## Direction
Each line below should be reproduced without any alteration.

## Supplied records

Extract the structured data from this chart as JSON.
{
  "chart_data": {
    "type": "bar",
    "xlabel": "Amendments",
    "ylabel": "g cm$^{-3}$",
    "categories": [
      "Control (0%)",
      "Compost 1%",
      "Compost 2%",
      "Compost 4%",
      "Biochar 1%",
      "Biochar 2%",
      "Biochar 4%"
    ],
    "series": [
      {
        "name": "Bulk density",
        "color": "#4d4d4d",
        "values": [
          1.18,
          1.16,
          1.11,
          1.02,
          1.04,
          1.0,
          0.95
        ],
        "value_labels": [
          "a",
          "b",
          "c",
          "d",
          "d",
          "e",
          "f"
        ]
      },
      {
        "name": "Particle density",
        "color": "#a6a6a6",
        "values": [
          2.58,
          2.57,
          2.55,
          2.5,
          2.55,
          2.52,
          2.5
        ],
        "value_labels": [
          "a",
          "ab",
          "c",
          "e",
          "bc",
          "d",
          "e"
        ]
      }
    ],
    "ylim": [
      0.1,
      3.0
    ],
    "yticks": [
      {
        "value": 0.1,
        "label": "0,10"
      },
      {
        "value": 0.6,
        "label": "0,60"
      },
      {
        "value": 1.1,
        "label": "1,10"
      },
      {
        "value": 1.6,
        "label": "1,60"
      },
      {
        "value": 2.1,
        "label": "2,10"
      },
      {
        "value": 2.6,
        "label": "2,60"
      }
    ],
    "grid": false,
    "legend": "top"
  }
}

## Answer to this problem
Extract the structured data from this chart as JSON.
{
  "chart_data": {
    "type": "bar",
    "xlabel": "Amendments",
    "ylabel": "g cm$^{-3}$",
    "categories": [
      "Control (0%)",
      "Compost 1%",
      "Compost 2%",
      "Compost 4%",
      "Biochar 1%",
      "Biochar 2%",
      "Biochar 4%"
    ],
    "series": [
      {
        "name": "Bulk density",
        "color": "#4d4d4d",
        "values": [
          1.18,
          1.16,
          1.11,
          1.02,
          1.04,
          1.0,
          0.95
        ],
        "value_labels": [
          "a",
          "b",
          "c",
          "d",
          "d",
          "e",
          "f"
        ]
      },
      {
        "name": "Particle density",
        "color": "#a6a6a6",
        "values": [
          2.58,
          2.57,
          2.55,
          2.5,
          2.55,
          2.52,
          2.5
        ],
        "value_labels": [
          "a",
          "ab",
          "c",
          "e",
          "bc",
          "d",
          "e"
        ]
      }
    ],
    "ylim": [
      0.1,
      3.0
    ],
    "yticks": [
      {
        "value": 0.1,
        "label": "0,10"
      },
      {
        "value": 0.6,
        "label": "0,60"
      },
      {
        "value": 1.1,
        "label": "1,10"
      },
      {
        "value": 1.6,
        "label": "1,60"
      },
      {
        "value": 2.1,
        "label": "2,10"
      },
      {
        "value": 2.6,
        "label": "2,60"
      }
    ],
    "grid": false,
    "legend": "top"
  }
}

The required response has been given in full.